Exercise task:
Wherever the string "Time" occurs in a line of these records, report that line.

Extracts from a graphics dataset:

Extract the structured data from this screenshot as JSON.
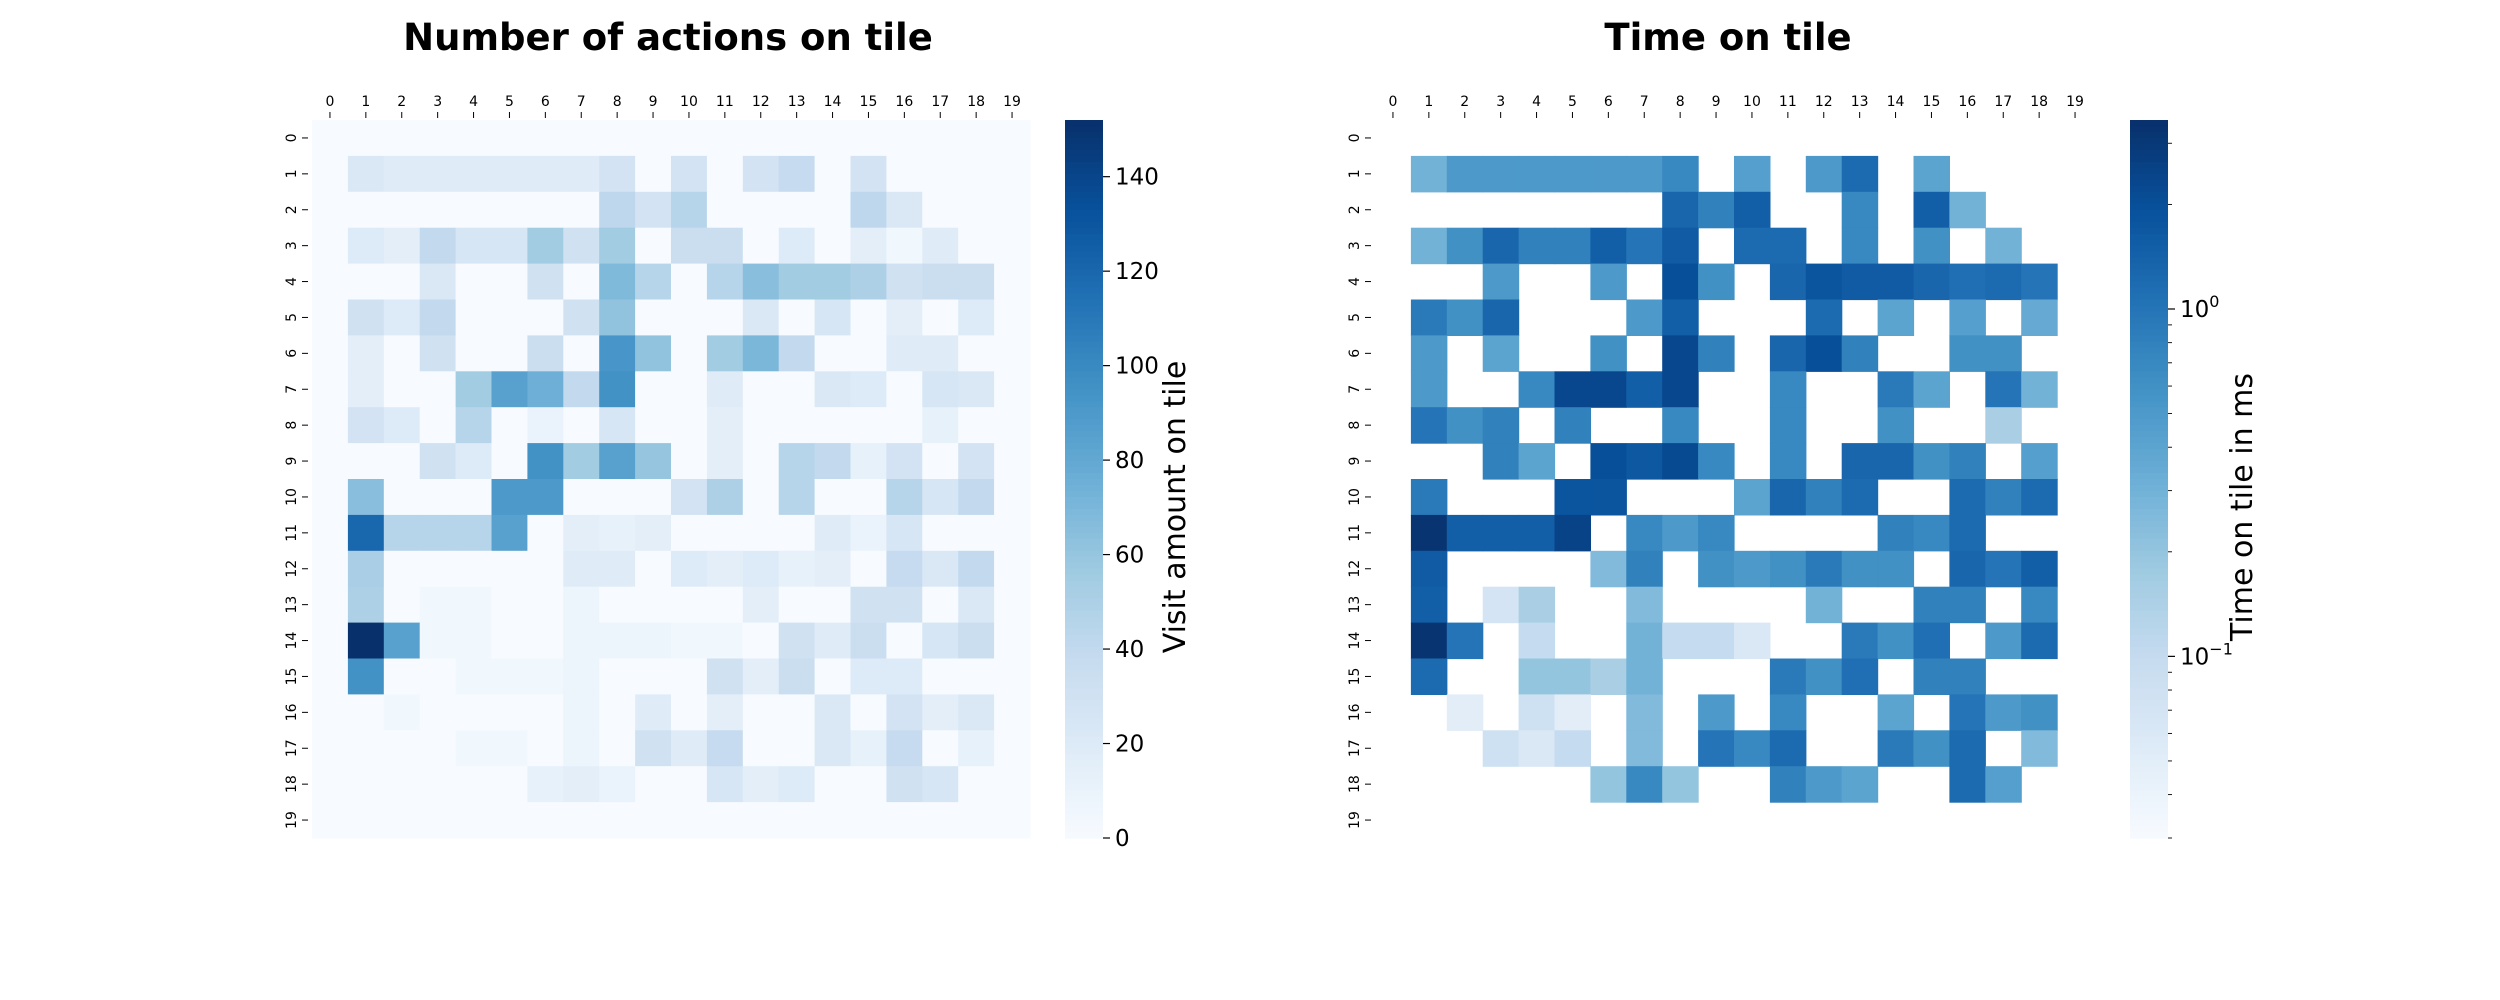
{
  "chart_data": [
    {
      "type": "heatmap",
      "title": "Number of actions on tile",
      "x_ticks": [
        "0",
        "1",
        "2",
        "3",
        "4",
        "5",
        "6",
        "7",
        "8",
        "9",
        "10",
        "11",
        "12",
        "13",
        "14",
        "15",
        "16",
        "17",
        "18",
        "19"
      ],
      "y_ticks": [
        "0",
        "1",
        "2",
        "3",
        "4",
        "5",
        "6",
        "7",
        "8",
        "9",
        "10",
        "11",
        "12",
        "13",
        "14",
        "15",
        "16",
        "17",
        "18",
        "19"
      ],
      "colorbar": {
        "label": "Visit amount on tile",
        "scale": "linear",
        "min": 0,
        "max": 152,
        "ticks": [
          0,
          20,
          40,
          60,
          80,
          100,
          120,
          140
        ],
        "tick_labels": [
          "0",
          "20",
          "40",
          "60",
          "80",
          "100",
          "120",
          "140"
        ],
        "colormap": "Blues"
      },
      "values": [
        [
          0,
          0,
          0,
          0,
          0,
          0,
          0,
          0,
          0,
          0,
          0,
          0,
          0,
          0,
          0,
          0,
          0,
          0,
          0,
          0
        ],
        [
          0,
          22,
          18,
          18,
          18,
          18,
          18,
          18,
          28,
          0,
          28,
          0,
          28,
          38,
          0,
          28,
          0,
          0,
          0,
          0
        ],
        [
          0,
          0,
          0,
          0,
          0,
          0,
          0,
          0,
          42,
          28,
          45,
          0,
          0,
          0,
          0,
          42,
          22,
          0,
          0,
          0
        ],
        [
          0,
          20,
          15,
          40,
          25,
          25,
          55,
          30,
          55,
          0,
          35,
          35,
          0,
          20,
          0,
          15,
          5,
          18,
          0,
          0
        ],
        [
          0,
          0,
          0,
          22,
          0,
          0,
          30,
          0,
          68,
          45,
          0,
          45,
          65,
          55,
          55,
          50,
          30,
          35,
          35,
          0
        ],
        [
          0,
          30,
          20,
          40,
          0,
          0,
          0,
          30,
          62,
          0,
          0,
          0,
          22,
          0,
          25,
          0,
          15,
          0,
          20,
          0
        ],
        [
          0,
          15,
          0,
          30,
          0,
          0,
          35,
          0,
          92,
          62,
          0,
          55,
          70,
          40,
          0,
          0,
          18,
          18,
          0,
          0
        ],
        [
          0,
          15,
          0,
          0,
          55,
          85,
          75,
          40,
          95,
          0,
          0,
          18,
          0,
          0,
          22,
          20,
          0,
          25,
          22,
          0
        ],
        [
          0,
          28,
          20,
          0,
          45,
          0,
          10,
          0,
          25,
          0,
          0,
          15,
          0,
          0,
          0,
          0,
          0,
          12,
          0,
          0
        ],
        [
          0,
          0,
          0,
          30,
          20,
          0,
          95,
          55,
          85,
          60,
          0,
          15,
          0,
          45,
          40,
          12,
          28,
          0,
          28,
          0
        ],
        [
          0,
          65,
          0,
          0,
          0,
          90,
          90,
          0,
          0,
          0,
          28,
          50,
          0,
          45,
          0,
          0,
          45,
          25,
          40,
          0
        ],
        [
          0,
          120,
          45,
          45,
          45,
          85,
          0,
          15,
          12,
          15,
          0,
          0,
          0,
          0,
          18,
          10,
          25,
          0,
          0,
          0
        ],
        [
          0,
          52,
          0,
          0,
          0,
          0,
          0,
          18,
          18,
          0,
          20,
          15,
          20,
          12,
          15,
          0,
          38,
          22,
          40,
          0
        ],
        [
          0,
          50,
          0,
          5,
          5,
          0,
          0,
          8,
          0,
          0,
          0,
          0,
          15,
          0,
          0,
          30,
          30,
          0,
          22,
          0
        ],
        [
          0,
          152,
          85,
          5,
          5,
          0,
          0,
          8,
          8,
          8,
          5,
          5,
          0,
          30,
          18,
          35,
          0,
          25,
          35,
          0
        ],
        [
          0,
          95,
          0,
          0,
          5,
          5,
          5,
          8,
          0,
          0,
          0,
          30,
          15,
          35,
          0,
          20,
          20,
          0,
          0,
          0
        ],
        [
          0,
          0,
          5,
          0,
          0,
          0,
          0,
          8,
          0,
          18,
          0,
          15,
          0,
          0,
          22,
          0,
          28,
          15,
          22,
          0
        ],
        [
          0,
          0,
          0,
          0,
          5,
          5,
          0,
          8,
          0,
          30,
          18,
          38,
          0,
          0,
          22,
          12,
          38,
          0,
          12,
          0
        ],
        [
          0,
          0,
          0,
          0,
          0,
          0,
          12,
          15,
          10,
          0,
          0,
          25,
          15,
          20,
          0,
          0,
          30,
          25,
          0,
          0
        ],
        [
          0,
          0,
          0,
          0,
          0,
          0,
          0,
          0,
          0,
          0,
          0,
          0,
          0,
          0,
          0,
          0,
          0,
          0,
          0,
          0
        ]
      ]
    },
    {
      "type": "heatmap",
      "title": "Time on tile",
      "x_ticks": [
        "0",
        "1",
        "2",
        "3",
        "4",
        "5",
        "6",
        "7",
        "8",
        "9",
        "10",
        "11",
        "12",
        "13",
        "14",
        "15",
        "16",
        "17",
        "18",
        "19"
      ],
      "y_ticks": [
        "0",
        "1",
        "2",
        "3",
        "4",
        "5",
        "6",
        "7",
        "8",
        "9",
        "10",
        "11",
        "12",
        "13",
        "14",
        "15",
        "16",
        "17",
        "18",
        "19"
      ],
      "colorbar": {
        "label": "Time on tile in ms",
        "scale": "log",
        "min": 0.03,
        "max": 3.5,
        "major_ticks": [
          0.1,
          1.0
        ],
        "tick_labels": [
          "10^-1",
          "10^0"
        ],
        "colormap": "Blues"
      },
      "values": [
        [
          null,
          null,
          null,
          null,
          null,
          null,
          null,
          null,
          null,
          null,
          null,
          null,
          null,
          null,
          null,
          null,
          null,
          null,
          null,
          null
        ],
        [
          null,
          0.3,
          0.5,
          0.5,
          0.5,
          0.5,
          0.5,
          0.5,
          0.7,
          null,
          0.45,
          null,
          0.5,
          1.2,
          null,
          0.4,
          null,
          null,
          null,
          null
        ],
        [
          null,
          null,
          null,
          null,
          null,
          null,
          null,
          null,
          1.3,
          0.8,
          1.5,
          null,
          null,
          0.7,
          null,
          1.5,
          0.3,
          null,
          null,
          null
        ],
        [
          null,
          0.3,
          0.6,
          1.3,
          0.8,
          0.8,
          1.5,
          1.0,
          1.6,
          null,
          1.2,
          1.2,
          null,
          0.7,
          null,
          0.6,
          null,
          0.3,
          null,
          null
        ],
        [
          null,
          null,
          null,
          0.5,
          null,
          null,
          0.5,
          null,
          2.0,
          0.6,
          null,
          1.3,
          1.8,
          1.6,
          1.6,
          1.3,
          1.1,
          1.2,
          1.0,
          null
        ],
        [
          null,
          0.9,
          0.6,
          1.3,
          null,
          null,
          null,
          0.5,
          1.5,
          null,
          null,
          null,
          1.2,
          null,
          0.4,
          null,
          0.45,
          null,
          0.35,
          null
        ],
        [
          null,
          0.5,
          null,
          0.4,
          null,
          null,
          0.6,
          null,
          2.3,
          0.8,
          null,
          1.3,
          2.0,
          0.8,
          null,
          null,
          0.6,
          0.6,
          null,
          null
        ],
        [
          null,
          0.5,
          null,
          null,
          0.7,
          2.3,
          2.3,
          1.5,
          2.3,
          null,
          null,
          0.7,
          null,
          null,
          0.9,
          0.4,
          null,
          1.0,
          0.3,
          null
        ],
        [
          null,
          1.0,
          0.6,
          0.8,
          null,
          0.8,
          null,
          null,
          0.7,
          null,
          null,
          0.7,
          null,
          null,
          0.6,
          null,
          null,
          0.15,
          null,
          null
        ],
        [
          null,
          null,
          null,
          0.8,
          0.4,
          null,
          2.0,
          1.7,
          2.2,
          0.7,
          null,
          0.7,
          null,
          1.3,
          1.3,
          0.6,
          0.8,
          null,
          0.45,
          null
        ],
        [
          null,
          0.9,
          null,
          null,
          null,
          1.8,
          1.8,
          null,
          null,
          null,
          0.4,
          1.3,
          0.8,
          1.2,
          null,
          null,
          1.2,
          0.8,
          1.2,
          null
        ],
        [
          null,
          3.2,
          1.5,
          1.5,
          1.5,
          2.5,
          null,
          0.7,
          0.5,
          0.7,
          null,
          null,
          null,
          null,
          0.8,
          0.7,
          1.2,
          null,
          null,
          null
        ],
        [
          null,
          1.6,
          null,
          null,
          null,
          null,
          0.25,
          0.8,
          null,
          0.6,
          0.5,
          0.6,
          0.9,
          0.6,
          0.6,
          null,
          1.3,
          1.0,
          1.5,
          null
        ],
        [
          null,
          1.5,
          null,
          0.07,
          0.15,
          null,
          null,
          0.25,
          null,
          null,
          null,
          null,
          0.3,
          null,
          null,
          0.8,
          0.8,
          null,
          0.7,
          null
        ],
        [
          null,
          3.2,
          1.0,
          null,
          0.1,
          null,
          null,
          0.3,
          0.1,
          0.1,
          0.06,
          null,
          null,
          0.9,
          0.6,
          1.1,
          null,
          0.5,
          1.2,
          null
        ],
        [
          null,
          1.2,
          null,
          null,
          0.2,
          0.2,
          0.15,
          0.3,
          null,
          null,
          null,
          0.9,
          0.6,
          1.1,
          null,
          0.8,
          0.8,
          null,
          null,
          null
        ],
        [
          null,
          null,
          0.05,
          null,
          0.08,
          0.05,
          null,
          0.25,
          null,
          0.5,
          null,
          0.7,
          null,
          null,
          0.4,
          null,
          1.0,
          0.5,
          0.6,
          null
        ],
        [
          null,
          null,
          null,
          0.08,
          0.06,
          0.1,
          null,
          0.25,
          null,
          1.0,
          0.7,
          1.2,
          null,
          null,
          0.9,
          0.6,
          1.2,
          null,
          0.25,
          null
        ],
        [
          null,
          null,
          null,
          null,
          null,
          null,
          0.2,
          0.7,
          0.2,
          null,
          null,
          0.8,
          0.5,
          0.4,
          null,
          null,
          1.2,
          0.45,
          null,
          null
        ],
        [
          null,
          null,
          null,
          null,
          null,
          null,
          null,
          null,
          null,
          null,
          null,
          null,
          null,
          null,
          null,
          null,
          null,
          null,
          null,
          null
        ]
      ]
    }
  ]
}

Right answer:
      "title": "Time on tile",
        "label": "Time on tile in ms",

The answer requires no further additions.